• _Goal_: Write the data below out exactly as it stands. Do not include the pictures.

• _Record extracts_:

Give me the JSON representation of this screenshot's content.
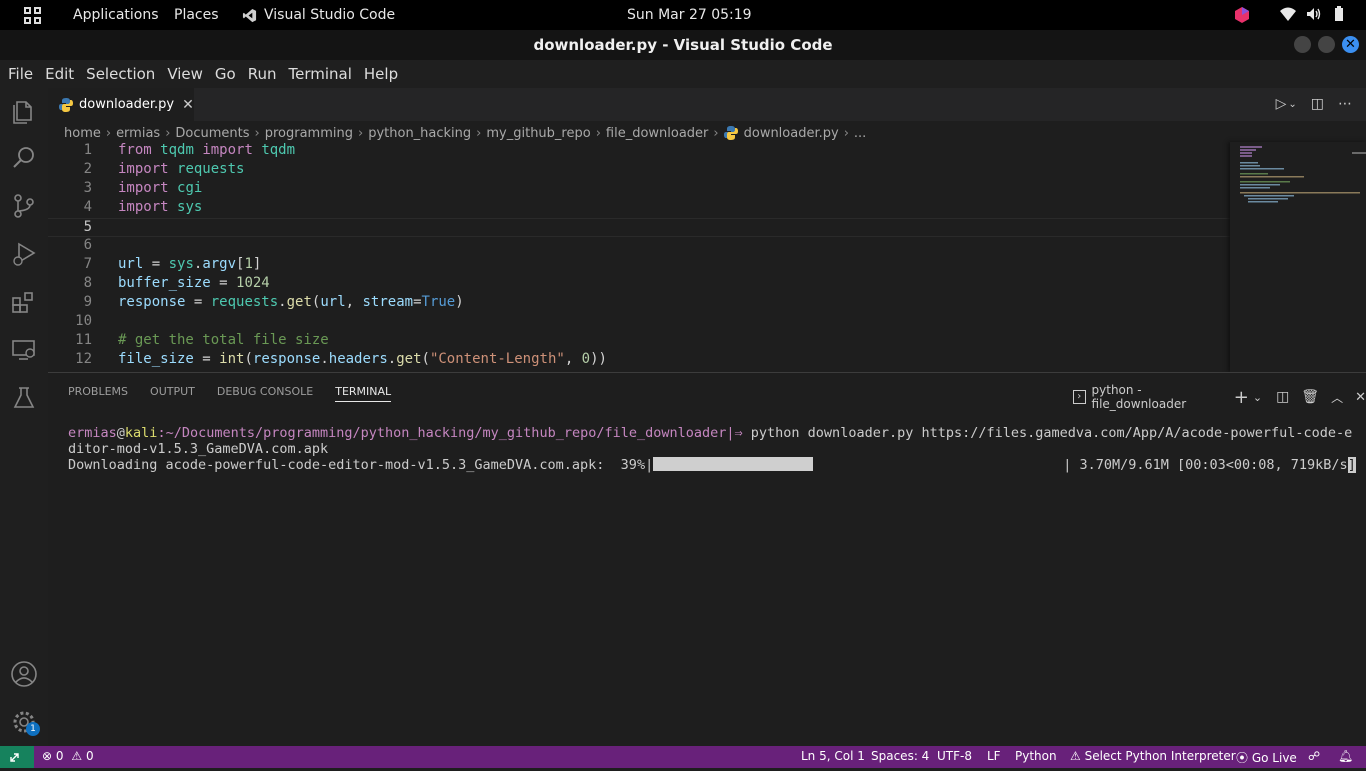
{
  "system_panel": {
    "applications": "Applications",
    "places": "Places",
    "active_app": "Visual Studio Code",
    "clock": "Sun Mar 27  05:19"
  },
  "window": {
    "title": "downloader.py - Visual Studio Code"
  },
  "menu": [
    "File",
    "Edit",
    "Selection",
    "View",
    "Go",
    "Run",
    "Terminal",
    "Help"
  ],
  "editor": {
    "tab_label": "downloader.py",
    "breadcrumb": [
      "home",
      "ermias",
      "Documents",
      "programming",
      "python_hacking",
      "my_github_repo",
      "file_downloader",
      "downloader.py",
      "..."
    ],
    "active_line": 5,
    "line_numbers": [
      "1",
      "2",
      "3",
      "4",
      "5",
      "6",
      "7",
      "8",
      "9",
      "10",
      "11",
      "12"
    ],
    "lines": [
      "from tqdm import tqdm",
      "import requests",
      "import cgi",
      "import sys",
      "",
      "",
      "url = sys.argv[1]",
      "buffer_size = 1024",
      "response = requests.get(url, stream=True)",
      "",
      "# get the total file size",
      "file_size = int(response.headers.get(\"Content-Length\", 0))"
    ]
  },
  "panel": {
    "tabs": [
      "PROBLEMS",
      "OUTPUT",
      "DEBUG CONSOLE",
      "TERMINAL"
    ],
    "active_tab": "TERMINAL",
    "terminal_name": "python - file_downloader"
  },
  "terminal": {
    "user": "ermias",
    "at": "@",
    "host": "kali",
    "path": ":~/Documents/programming/python_hacking/my_github_repo/file_downloader",
    "prompt_sep": "|⇒",
    "command": " python downloader.py https://files.gamedva.com/App/A/acode-powerful-code-e",
    "command_wrap": "ditor-mod-v1.5.3_GameDVA.com.apk",
    "progress_prefix": "Downloading acode-powerful-code-editor-mod-v1.5.3_GameDVA.com.apk:  39%|",
    "progress_fraction": 0.39,
    "progress_suffix": "| 3.70M/9.61M [00:03<00:08, 719kB/s",
    "cursor_char": "]"
  },
  "statusbar": {
    "errors": "0",
    "warnings": "0",
    "position": "Ln 5, Col 1",
    "spaces": "Spaces: 4",
    "encoding": "UTF-8",
    "eol": "LF",
    "language": "Python",
    "interpreter": "Select Python Interpreter",
    "golive": "Go Live",
    "badge_count": "1"
  },
  "colors": {
    "status_bar": "#68217a",
    "remote_indicator": "#16825d",
    "accent": "#0e70c0"
  }
}
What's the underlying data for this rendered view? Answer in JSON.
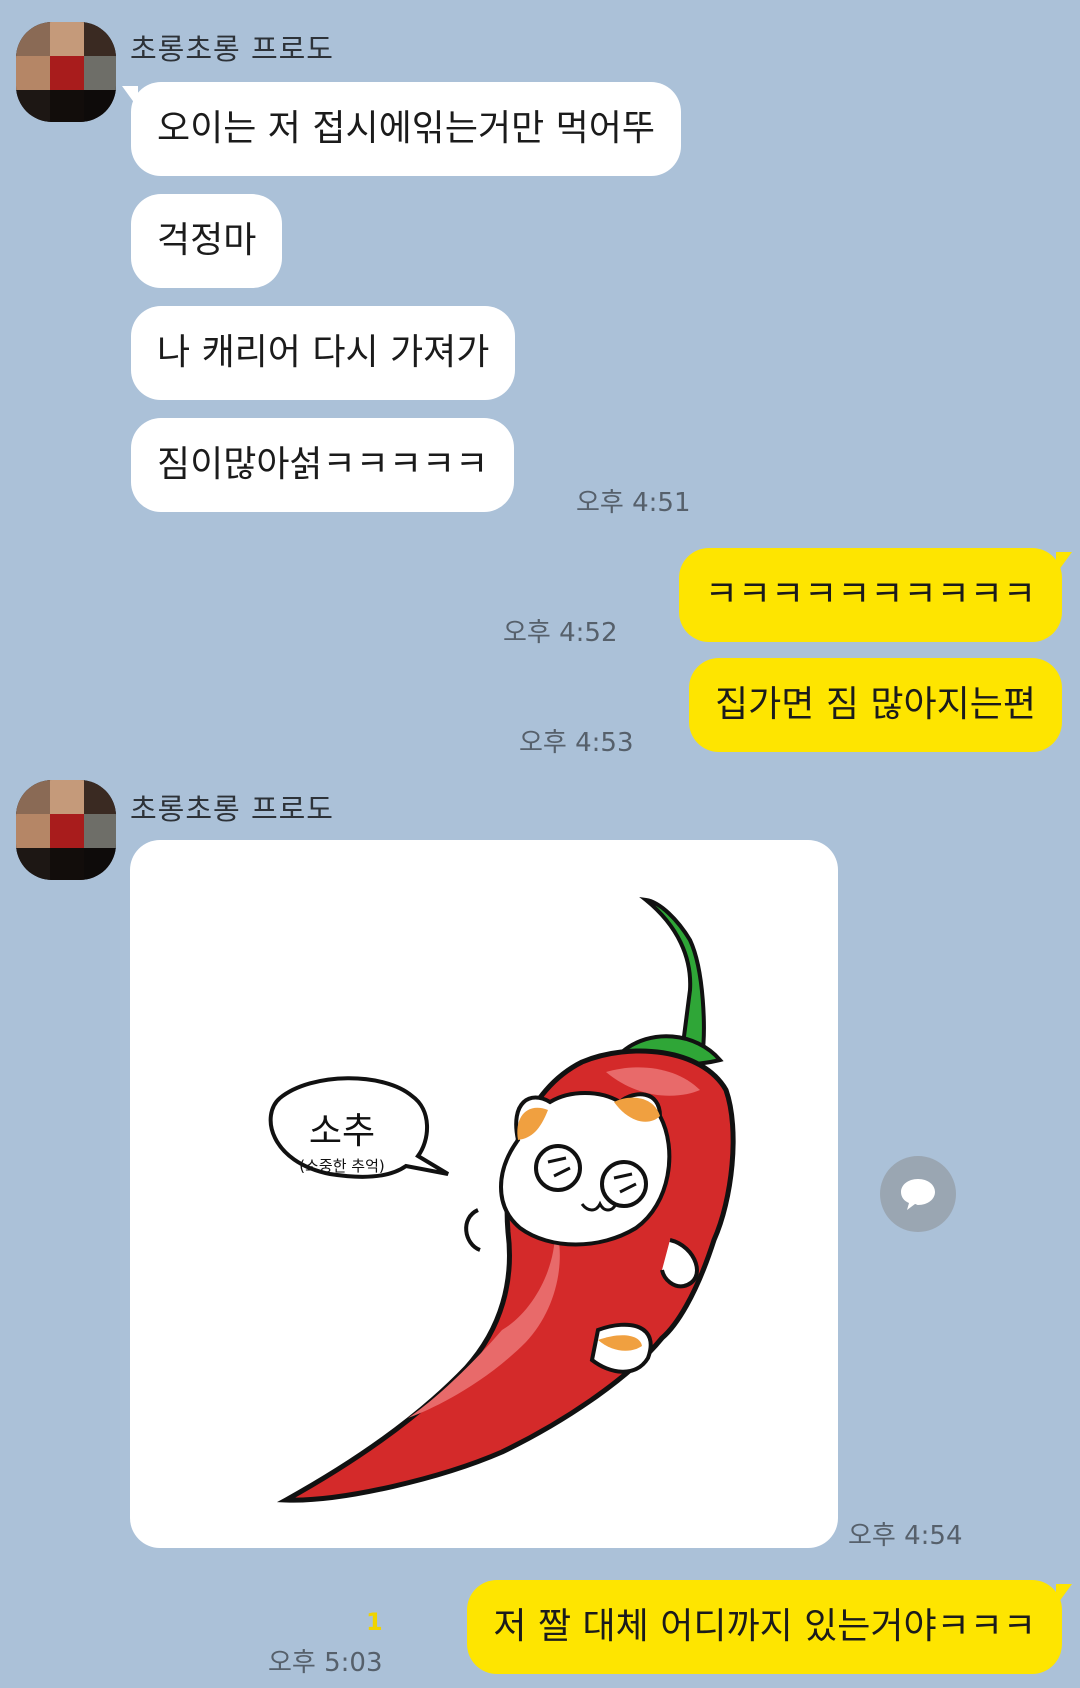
{
  "chat": {
    "groups": [
      {
        "sender": "초롱초롱 프로도",
        "messages": [
          "오이는 저 접시에읶는거만 먹어뚜",
          "걱정마",
          "나 캐리어 다시 가져가",
          "짐이많아섥ㅋㅋㅋㅋㅋ"
        ],
        "time": "오후 4:51"
      },
      {
        "sender": "초롱초롱 프로도",
        "image": {
          "bubble_text": "소추",
          "bubble_subtext": "(소중한 추억)"
        },
        "time": "오후 4:54"
      }
    ],
    "outgoing": [
      {
        "text": "ㅋㅋㅋㅋㅋㅋㅋㅋㅋㅋ",
        "time": "오후 4:52"
      },
      {
        "text": "집가면 짐 많아지는편",
        "time": "오후 4:53"
      },
      {
        "text": "저 짤 대체 어디까지 있는거야ㅋㅋㅋ",
        "time": "오후 5:03",
        "unread": "1"
      }
    ]
  },
  "colors": {
    "background": "#abc1d8",
    "incoming_bubble": "#ffffff",
    "outgoing_bubble": "#fee500",
    "unread": "#f0d400"
  },
  "icons": [
    "avatar",
    "share-icon"
  ]
}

• _Written response_:
Give me the JSON representation of this screenshot's content.
{
  "system_panel": {
    "applications": "Applications",
    "places": "Places",
    "active_app": "Visual Studio Code",
    "clock": "Sun Mar 27  05:19"
  },
  "window": {
    "title": "downloader.py - Visual Studio Code"
  },
  "menu": [
    "File",
    "Edit",
    "Selection",
    "View",
    "Go",
    "Run",
    "Terminal",
    "Help"
  ],
  "editor": {
    "tab_label": "downloader.py",
    "breadcrumb": [
      "home",
      "ermias",
      "Documents",
      "programming",
      "python_hacking",
      "my_github_repo",
      "file_downloader",
      "downloader.py",
      "..."
    ],
    "active_line": 5,
    "line_numbers": [
      "1",
      "2",
      "3",
      "4",
      "5",
      "6",
      "7",
      "8",
      "9",
      "10",
      "11",
      "12"
    ],
    "lines": [
      "from tqdm import tqdm",
      "import requests",
      "import cgi",
      "import sys",
      "",
      "",
      "url = sys.argv[1]",
      "buffer_size = 1024",
      "response = requests.get(url, stream=True)",
      "",
      "# get the total file size",
      "file_size = int(response.headers.get(\"Content-Length\", 0))"
    ]
  },
  "panel": {
    "tabs": [
      "PROBLEMS",
      "OUTPUT",
      "DEBUG CONSOLE",
      "TERMINAL"
    ],
    "active_tab": "TERMINAL",
    "terminal_name": "python - file_downloader"
  },
  "terminal": {
    "user": "ermias",
    "at": "@",
    "host": "kali",
    "path": ":~/Documents/programming/python_hacking/my_github_repo/file_downloader",
    "prompt_sep": "|⇒",
    "command": " python downloader.py https://files.gamedva.com/App/A/acode-powerful-code-e",
    "command_wrap": "ditor-mod-v1.5.3_GameDVA.com.apk",
    "progress_prefix": "Downloading acode-powerful-code-editor-mod-v1.5.3_GameDVA.com.apk:  39%|",
    "progress_fraction": 0.39,
    "progress_suffix": "| 3.70M/9.61M [00:03<00:08, 719kB/s",
    "cursor_char": "]"
  },
  "statusbar": {
    "errors": "0",
    "warnings": "0",
    "position": "Ln 5, Col 1",
    "spaces": "Spaces: 4",
    "encoding": "UTF-8",
    "eol": "LF",
    "language": "Python",
    "interpreter": "Select Python Interpreter",
    "golive": "Go Live",
    "badge_count": "1"
  },
  "colors": {
    "status_bar": "#68217a",
    "remote_indicator": "#16825d",
    "accent": "#0e70c0"
  }
}
What's the underlying data for this rendered view? Answer in JSON.
{
  "chat": {
    "groups": [
      {
        "sender": "초롱초롱 프로도",
        "messages": [
          "오이는 저 접시에읶는거만 먹어뚜",
          "걱정마",
          "나 캐리어 다시 가져가",
          "짐이많아섥ㅋㅋㅋㅋㅋ"
        ],
        "time": "오후 4:51"
      },
      {
        "sender": "초롱초롱 프로도",
        "image": {
          "bubble_text": "소추",
          "bubble_subtext": "(소중한 추억)"
        },
        "time": "오후 4:54"
      }
    ],
    "outgoing": [
      {
        "text": "ㅋㅋㅋㅋㅋㅋㅋㅋㅋㅋ",
        "time": "오후 4:52"
      },
      {
        "text": "집가면 짐 많아지는편",
        "time": "오후 4:53"
      },
      {
        "text": "저 짤 대체 어디까지 있는거야ㅋㅋㅋ",
        "time": "오후 5:03",
        "unread": "1"
      }
    ]
  },
  "colors": {
    "background": "#abc1d8",
    "incoming_bubble": "#ffffff",
    "outgoing_bubble": "#fee500",
    "unread": "#f0d400"
  },
  "icons": [
    "avatar",
    "share-icon"
  ]
}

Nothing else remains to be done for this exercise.